Directions for this task » Your task is to gather the lines below that hold the string "around".

==============================

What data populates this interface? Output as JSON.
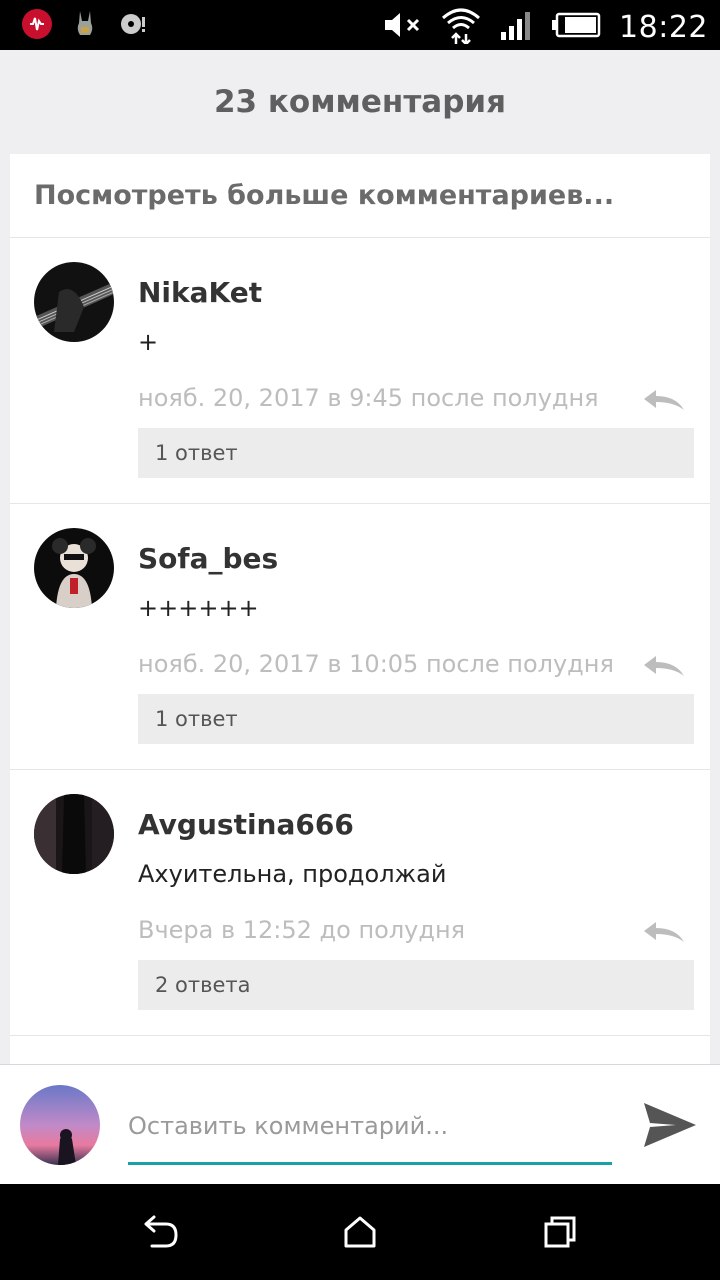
{
  "status_bar": {
    "time": "18:22",
    "left_icons": [
      "music-app-icon",
      "rabbit-app-icon",
      "disc-app-icon"
    ],
    "right_icons": [
      "mute-icon",
      "wifi-icon",
      "signal-icon",
      "battery-icon"
    ]
  },
  "header": {
    "title": "23 комментария"
  },
  "more_comments": {
    "label": "Посмотреть больше комментариев..."
  },
  "comments": [
    {
      "username": "NikaKet",
      "text": "+",
      "date": "нояб. 20, 2017 в 9:45 после полудня",
      "replies": "1 ответ"
    },
    {
      "username": "Sofa_bes",
      "text": "++++++",
      "date": "нояб. 20, 2017 в 10:05 после полудня",
      "replies": "1 ответ"
    },
    {
      "username": "Avgustina666",
      "text": "Ахуительна, продолжай",
      "date": "Вчера в 12:52 до полудня",
      "replies": "2 ответа"
    }
  ],
  "input": {
    "placeholder": "Оставить комментарий..."
  },
  "colors": {
    "accent": "#17a2a8",
    "background": "#efeff1",
    "reply_box": "#ececec"
  }
}
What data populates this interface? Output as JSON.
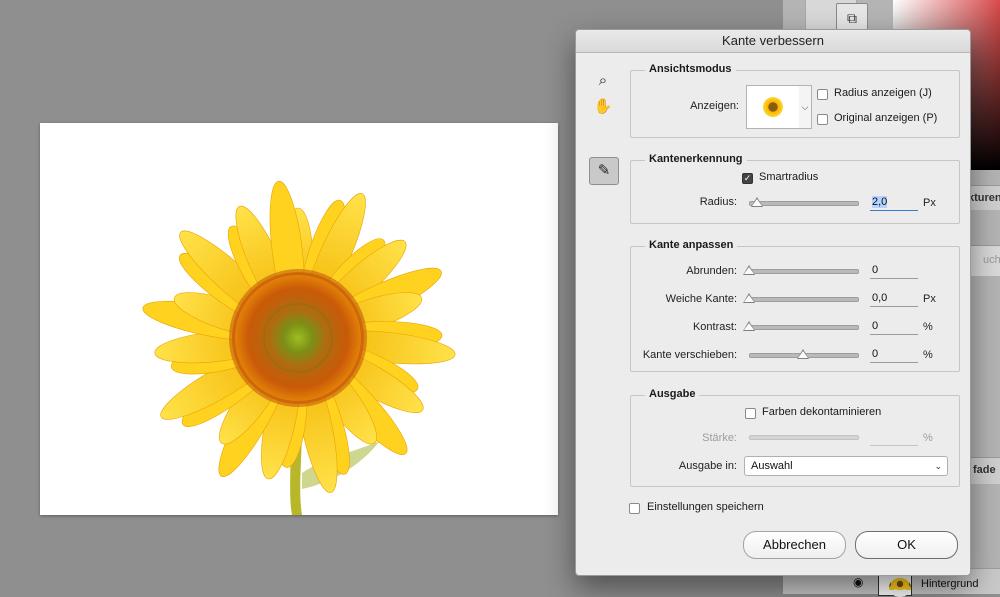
{
  "right_panel": {
    "strip1_text": "kturen",
    "strip2_text": "uchen",
    "strip3_text": "fade",
    "layer_name": "Hintergrund"
  },
  "dialog": {
    "title": "Kante verbessern",
    "ansichtsmodus": {
      "title": "Ansichtsmodus",
      "anzeigen_label": "Anzeigen:",
      "radius_anzeigen": "Radius anzeigen (J)",
      "original_anzeigen": "Original anzeigen (P)",
      "radius_anzeigen_checked": false,
      "original_anzeigen_checked": false
    },
    "kantenerkennung": {
      "title": "Kantenerkennung",
      "smartradius": "Smartradius",
      "smartradius_checked": true,
      "radius_label": "Radius:",
      "radius_value": "2,0",
      "radius_unit": "Px",
      "radius_slider_fraction": 0.07
    },
    "kante_anpassen": {
      "title": "Kante anpassen",
      "rows": [
        {
          "label": "Abrunden:",
          "value": "0",
          "unit": "",
          "fraction": 0.0
        },
        {
          "label": "Weiche Kante:",
          "value": "0,0",
          "unit": "Px",
          "fraction": 0.0
        },
        {
          "label": "Kontrast:",
          "value": "0",
          "unit": "%",
          "fraction": 0.0
        },
        {
          "label": "Kante verschieben:",
          "value": "0",
          "unit": "%",
          "fraction": 0.5
        }
      ]
    },
    "ausgabe": {
      "title": "Ausgabe",
      "farben": "Farben dekontaminieren",
      "farben_checked": false,
      "staerke_label": "Stärke:",
      "staerke_unit": "%",
      "ausgabe_in_label": "Ausgabe in:",
      "ausgabe_in_value": "Auswahl"
    },
    "einstellungen": "Einstellungen speichern",
    "einstellungen_checked": false,
    "cancel": "Abbrechen",
    "ok": "OK"
  }
}
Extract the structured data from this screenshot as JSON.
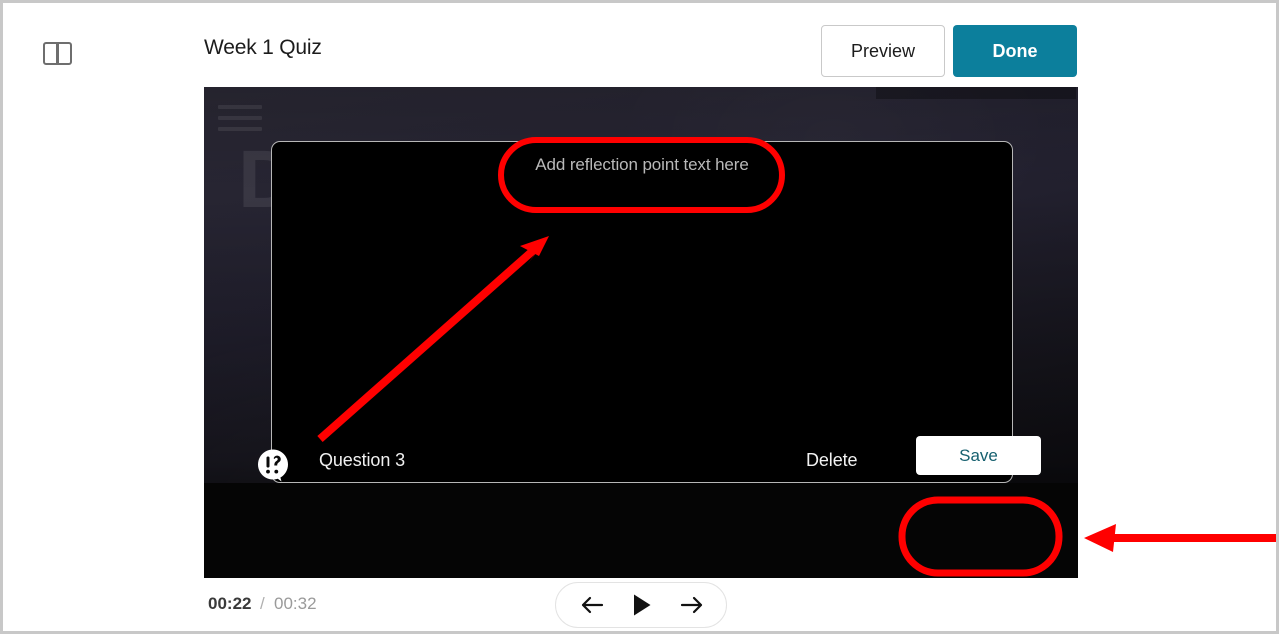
{
  "header": {
    "panel_toggle_icon": "panel-layout-icon",
    "title": "Week 1 Quiz",
    "preview_label": "Preview",
    "done_label": "Done"
  },
  "colors": {
    "done_button_bg": "#0c7f9c",
    "save_button_text": "#16606f",
    "annotation_red": "#ff0000",
    "stage_bg": "#232130",
    "page_border": "#c8c8c8"
  },
  "stage": {
    "background_letter": "D",
    "hamburger_icon": "hamburger-menu-icon",
    "reflection": {
      "placeholder": "Add reflection point text here",
      "value": ""
    },
    "footer": {
      "question_icon": "question-exclamation-bubble-icon",
      "question_label": "Question 3",
      "delete_label": "Delete",
      "save_label": "Save"
    }
  },
  "transport": {
    "current_time": "00:22",
    "separator": "/",
    "total_time": "00:32",
    "prev_icon": "arrow-left-icon",
    "play_icon": "play-icon",
    "next_icon": "arrow-right-icon"
  },
  "annotations": {
    "ellipse_placeholder": "red-ellipse-around-reflection-placeholder",
    "arrow_to_placeholder": "red-diagonal-arrow",
    "ellipse_save": "red-ellipse-around-save-button",
    "arrow_to_save": "red-horizontal-arrow"
  }
}
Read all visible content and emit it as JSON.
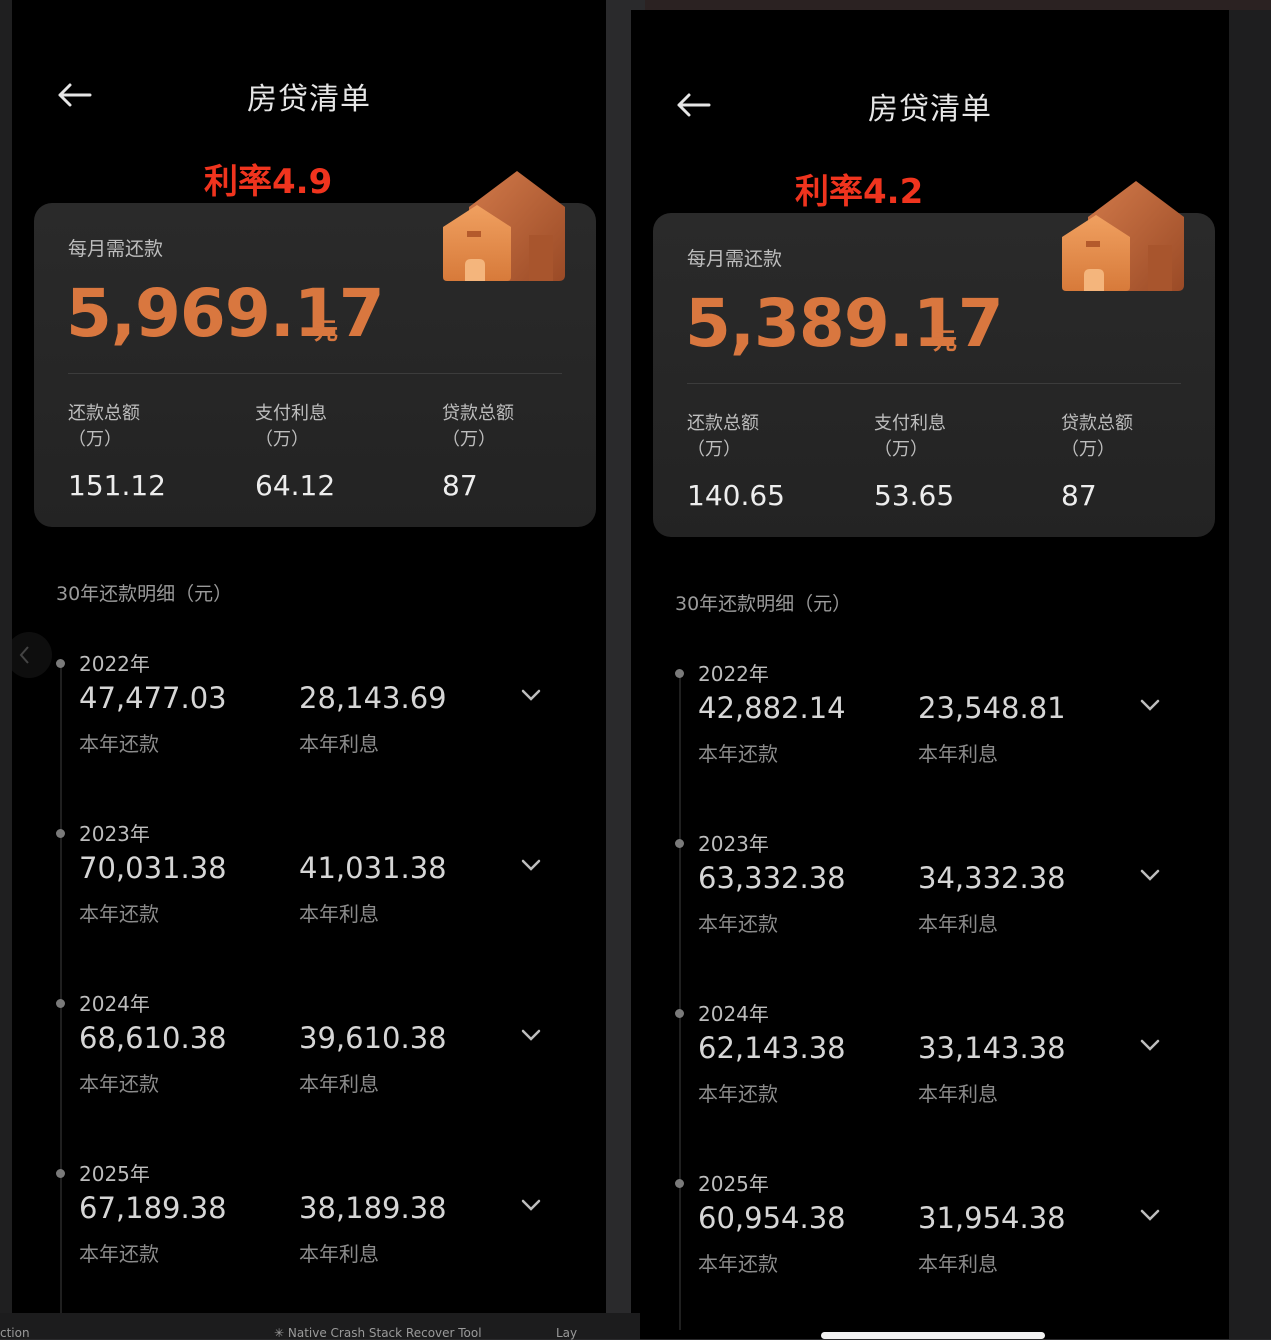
{
  "panels": [
    {
      "title": "房贷清单",
      "rate_label": "利率4.9",
      "monthly_label": "每月需还款",
      "monthly_amount": "5,969.17",
      "monthly_unit": "元",
      "stats": [
        {
          "label": "还款总额\n（万）",
          "value": "151.12"
        },
        {
          "label": "支付利息\n（万）",
          "value": "64.12"
        },
        {
          "label": "贷款总额\n（万）",
          "value": "87"
        }
      ],
      "section_title": "30年还款明细（元）",
      "years": [
        {
          "year": "2022年",
          "payment": "47,477.03",
          "payment_label": "本年还款",
          "interest": "28,143.69",
          "interest_label": "本年利息"
        },
        {
          "year": "2023年",
          "payment": "70,031.38",
          "payment_label": "本年还款",
          "interest": "41,031.38",
          "interest_label": "本年利息"
        },
        {
          "year": "2024年",
          "payment": "68,610.38",
          "payment_label": "本年还款",
          "interest": "39,610.38",
          "interest_label": "本年利息"
        },
        {
          "year": "2025年",
          "payment": "67,189.38",
          "payment_label": "本年还款",
          "interest": "38,189.38",
          "interest_label": "本年利息"
        }
      ]
    },
    {
      "title": "房贷清单",
      "rate_label": "利率4.2",
      "monthly_label": "每月需还款",
      "monthly_amount": "5,389.17",
      "monthly_unit": "元",
      "stats": [
        {
          "label": "还款总额\n（万）",
          "value": "140.65"
        },
        {
          "label": "支付利息\n（万）",
          "value": "53.65"
        },
        {
          "label": "贷款总额\n（万）",
          "value": "87"
        }
      ],
      "section_title": "30年还款明细（元）",
      "years": [
        {
          "year": "2022年",
          "payment": "42,882.14",
          "payment_label": "本年还款",
          "interest": "23,548.81",
          "interest_label": "本年利息"
        },
        {
          "year": "2023年",
          "payment": "63,332.38",
          "payment_label": "本年还款",
          "interest": "34,332.38",
          "interest_label": "本年利息"
        },
        {
          "year": "2024年",
          "payment": "62,143.38",
          "payment_label": "本年还款",
          "interest": "33,143.38",
          "interest_label": "本年利息"
        },
        {
          "year": "2025年",
          "payment": "60,954.38",
          "payment_label": "本年还款",
          "interest": "31,954.38",
          "interest_label": "本年利息"
        }
      ]
    }
  ],
  "taskbar": {
    "left_text": "ction",
    "middle_text": "✳ Native Crash Stack Recover Tool",
    "right_text": "Lay"
  },
  "colors": {
    "accent": "#d9773f",
    "rate_red": "#f0341e",
    "background": "#000000",
    "card": "#262626"
  },
  "icons": {
    "back": "arrow-left-icon",
    "house": "house-icon",
    "expand": "chevron-down-icon"
  }
}
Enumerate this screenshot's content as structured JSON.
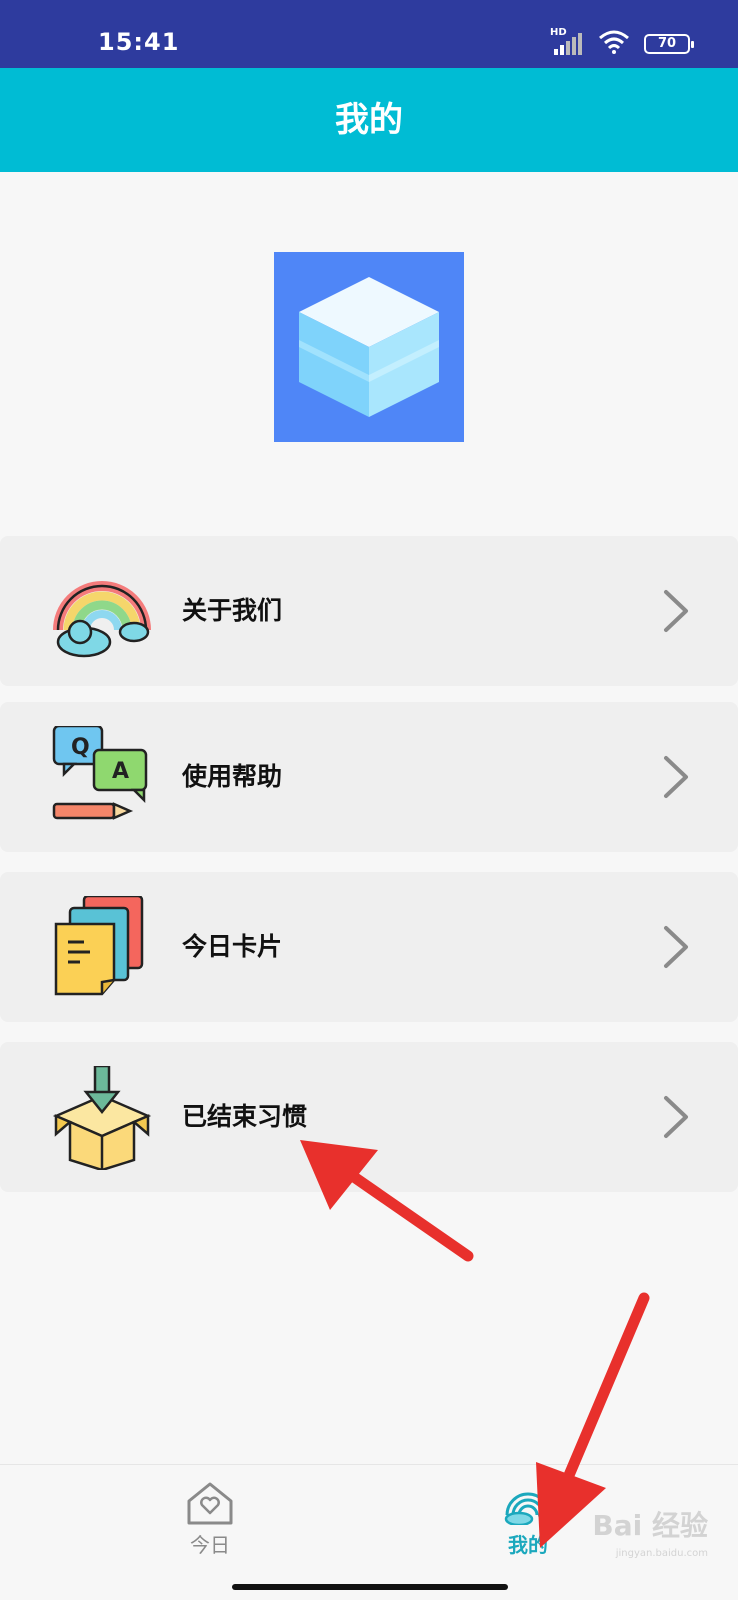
{
  "status_bar": {
    "time": "15:41",
    "network": "HD",
    "battery": "70"
  },
  "header": {
    "title": "我的"
  },
  "logo": {
    "icon": "cube-icon",
    "background_color": "#4f86f7"
  },
  "menu": {
    "items": [
      {
        "label": "关于我们",
        "icon": "rainbow-cloud-icon"
      },
      {
        "label": "使用帮助",
        "icon": "qa-chat-icon"
      },
      {
        "label": "今日卡片",
        "icon": "cards-icon"
      },
      {
        "label": "已结束习惯",
        "icon": "open-box-icon"
      }
    ]
  },
  "tab_bar": {
    "tabs": [
      {
        "label": "今日",
        "icon": "house-heart-icon",
        "active": false
      },
      {
        "label": "我的",
        "icon": "rainbow-cloud-icon",
        "active": true
      }
    ],
    "active_color": "#1ba8bd"
  },
  "watermark": {
    "text": "Bai 经验",
    "url_text": "jingyan.baidu.com"
  },
  "colors": {
    "status_bar": "#2e3b9e",
    "title_bar": "#00bcd4",
    "annotation_arrow": "#e8302c"
  }
}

==============================

Written answer »
    "ellipse_placeholder": "red-ellipse-around-reflection-placeholder",
    "ellipse_save": "red-ellipse-around-save-button",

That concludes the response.